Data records
━━━━━━━━
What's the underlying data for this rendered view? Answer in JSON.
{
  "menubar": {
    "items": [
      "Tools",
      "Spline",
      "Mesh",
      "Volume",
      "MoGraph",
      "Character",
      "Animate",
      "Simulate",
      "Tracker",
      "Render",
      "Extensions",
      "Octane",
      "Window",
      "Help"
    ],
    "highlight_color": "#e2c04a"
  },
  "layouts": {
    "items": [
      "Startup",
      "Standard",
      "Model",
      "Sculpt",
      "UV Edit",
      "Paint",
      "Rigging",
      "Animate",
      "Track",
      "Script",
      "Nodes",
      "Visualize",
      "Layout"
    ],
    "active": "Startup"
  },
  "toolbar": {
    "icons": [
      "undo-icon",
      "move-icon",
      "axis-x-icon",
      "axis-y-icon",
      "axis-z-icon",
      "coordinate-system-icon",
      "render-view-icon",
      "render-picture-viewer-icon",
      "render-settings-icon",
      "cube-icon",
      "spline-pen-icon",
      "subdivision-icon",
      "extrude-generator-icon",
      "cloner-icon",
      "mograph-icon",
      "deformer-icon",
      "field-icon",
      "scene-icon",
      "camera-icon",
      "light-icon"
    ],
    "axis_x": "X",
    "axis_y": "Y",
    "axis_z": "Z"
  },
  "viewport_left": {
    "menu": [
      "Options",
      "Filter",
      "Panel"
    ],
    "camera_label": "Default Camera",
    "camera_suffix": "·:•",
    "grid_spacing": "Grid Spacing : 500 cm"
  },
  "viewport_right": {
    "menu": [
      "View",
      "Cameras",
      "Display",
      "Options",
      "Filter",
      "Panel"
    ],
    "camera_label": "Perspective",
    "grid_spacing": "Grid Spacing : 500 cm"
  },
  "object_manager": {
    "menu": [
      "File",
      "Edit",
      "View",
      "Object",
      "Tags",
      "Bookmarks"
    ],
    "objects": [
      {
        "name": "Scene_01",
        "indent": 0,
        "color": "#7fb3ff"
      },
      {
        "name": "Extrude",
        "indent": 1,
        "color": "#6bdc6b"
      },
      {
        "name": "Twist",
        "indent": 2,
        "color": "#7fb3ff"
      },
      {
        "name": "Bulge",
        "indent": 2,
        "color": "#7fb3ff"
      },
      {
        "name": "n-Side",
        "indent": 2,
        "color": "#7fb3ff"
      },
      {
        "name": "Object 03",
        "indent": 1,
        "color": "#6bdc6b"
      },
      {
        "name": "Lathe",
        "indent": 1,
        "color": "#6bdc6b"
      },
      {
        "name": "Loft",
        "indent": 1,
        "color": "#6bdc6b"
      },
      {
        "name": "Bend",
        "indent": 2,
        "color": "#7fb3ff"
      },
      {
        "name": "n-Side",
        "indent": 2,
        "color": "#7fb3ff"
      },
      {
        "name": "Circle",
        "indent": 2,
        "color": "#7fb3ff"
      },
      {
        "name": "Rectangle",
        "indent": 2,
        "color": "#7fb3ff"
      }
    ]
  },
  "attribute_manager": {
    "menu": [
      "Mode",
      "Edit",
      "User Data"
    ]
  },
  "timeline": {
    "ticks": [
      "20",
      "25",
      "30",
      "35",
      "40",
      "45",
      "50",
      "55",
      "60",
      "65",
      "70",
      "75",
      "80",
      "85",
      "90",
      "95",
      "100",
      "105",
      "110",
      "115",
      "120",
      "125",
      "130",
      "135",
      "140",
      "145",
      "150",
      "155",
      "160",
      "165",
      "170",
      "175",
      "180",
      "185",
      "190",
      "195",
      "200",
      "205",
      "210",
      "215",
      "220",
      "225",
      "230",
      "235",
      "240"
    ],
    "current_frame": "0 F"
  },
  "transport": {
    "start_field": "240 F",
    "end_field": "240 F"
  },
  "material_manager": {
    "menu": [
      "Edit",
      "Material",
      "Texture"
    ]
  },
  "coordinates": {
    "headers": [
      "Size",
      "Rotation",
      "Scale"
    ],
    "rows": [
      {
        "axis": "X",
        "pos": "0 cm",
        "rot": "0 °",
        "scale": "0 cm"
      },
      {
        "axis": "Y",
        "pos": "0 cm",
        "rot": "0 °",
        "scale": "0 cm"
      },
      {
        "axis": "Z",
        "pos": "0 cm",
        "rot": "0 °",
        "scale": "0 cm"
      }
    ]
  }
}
━━━━━━━━
Objective » From the data above, extract every line in its exact form.

Answer for the task »
What's the underlying data for this rendered view? Answer in JSON.
{
  "menubar": {
    "items": [
      "Tools",
      "Spline",
      "Mesh",
      "Volume",
      "MoGraph",
      "Character",
      "Animate",
      "Simulate",
      "Tracker",
      "Render",
      "Extensions",
      "Octane",
      "Window",
      "Help"
    ],
    "highlight_color": "#e2c04a"
  },
  "layouts": {
    "items": [
      "Startup",
      "Standard",
      "Model",
      "Sculpt",
      "UV Edit",
      "Paint",
      "Rigging",
      "Animate",
      "Track",
      "Script",
      "Nodes",
      "Visualize",
      "Layout"
    ],
    "active": "Startup"
  },
  "toolbar": {
    "icons": [
      "undo-icon",
      "move-icon",
      "axis-x-icon",
      "axis-y-icon",
      "axis-z-icon",
      "coordinate-system-icon",
      "render-view-icon",
      "render-picture-viewer-icon",
      "render-settings-icon",
      "cube-icon",
      "spline-pen-icon",
      "subdivision-icon",
      "extrude-generator-icon",
      "cloner-icon",
      "mograph-icon",
      "deformer-icon",
      "field-icon",
      "scene-icon",
      "camera-icon",
      "light-icon"
    ],
    "axis_x": "X",
    "axis_y": "Y",
    "axis_z": "Z"
  },
  "viewport_left": {
    "menu": [
      "Options",
      "Filter",
      "Panel"
    ],
    "camera_label": "Default Camera",
    "camera_suffix": "·:•",
    "grid_spacing": "Grid Spacing : 500 cm"
  },
  "viewport_right": {
    "menu": [
      "View",
      "Cameras",
      "Display",
      "Options",
      "Filter",
      "Panel"
    ],
    "camera_label": "Perspective",
    "grid_spacing": "Grid Spacing : 500 cm"
  },
  "object_manager": {
    "menu": [
      "File",
      "Edit",
      "View",
      "Object",
      "Tags",
      "Bookmarks"
    ],
    "objects": [
      {
        "name": "Scene_01",
        "indent": 0,
        "color": "#7fb3ff"
      },
      {
        "name": "Extrude",
        "indent": 1,
        "color": "#6bdc6b"
      },
      {
        "name": "Twist",
        "indent": 2,
        "color": "#7fb3ff"
      },
      {
        "name": "Bulge",
        "indent": 2,
        "color": "#7fb3ff"
      },
      {
        "name": "n-Side",
        "indent": 2,
        "color": "#7fb3ff"
      },
      {
        "name": "Object 03",
        "indent": 1,
        "color": "#6bdc6b"
      },
      {
        "name": "Lathe",
        "indent": 1,
        "color": "#6bdc6b"
      },
      {
        "name": "Loft",
        "indent": 1,
        "color": "#6bdc6b"
      },
      {
        "name": "Bend",
        "indent": 2,
        "color": "#7fb3ff"
      },
      {
        "name": "n-Side",
        "indent": 2,
        "color": "#7fb3ff"
      },
      {
        "name": "Circle",
        "indent": 2,
        "color": "#7fb3ff"
      },
      {
        "name": "Rectangle",
        "indent": 2,
        "color": "#7fb3ff"
      }
    ]
  },
  "attribute_manager": {
    "menu": [
      "Mode",
      "Edit",
      "User Data"
    ]
  },
  "timeline": {
    "ticks": [
      "20",
      "25",
      "30",
      "35",
      "40",
      "45",
      "50",
      "55",
      "60",
      "65",
      "70",
      "75",
      "80",
      "85",
      "90",
      "95",
      "100",
      "105",
      "110",
      "115",
      "120",
      "125",
      "130",
      "135",
      "140",
      "145",
      "150",
      "155",
      "160",
      "165",
      "170",
      "175",
      "180",
      "185",
      "190",
      "195",
      "200",
      "205",
      "210",
      "215",
      "220",
      "225",
      "230",
      "235",
      "240"
    ],
    "current_frame": "0 F"
  },
  "transport": {
    "start_field": "240 F",
    "end_field": "240 F"
  },
  "material_manager": {
    "menu": [
      "Edit",
      "Material",
      "Texture"
    ]
  },
  "coordinates": {
    "headers": [
      "Size",
      "Rotation",
      "Scale"
    ],
    "rows": [
      {
        "axis": "X",
        "pos": "0 cm",
        "rot": "0 °",
        "scale": "0 cm"
      },
      {
        "axis": "Y",
        "pos": "0 cm",
        "rot": "0 °",
        "scale": "0 cm"
      },
      {
        "axis": "Z",
        "pos": "0 cm",
        "rot": "0 °",
        "scale": "0 cm"
      }
    ]
  }
}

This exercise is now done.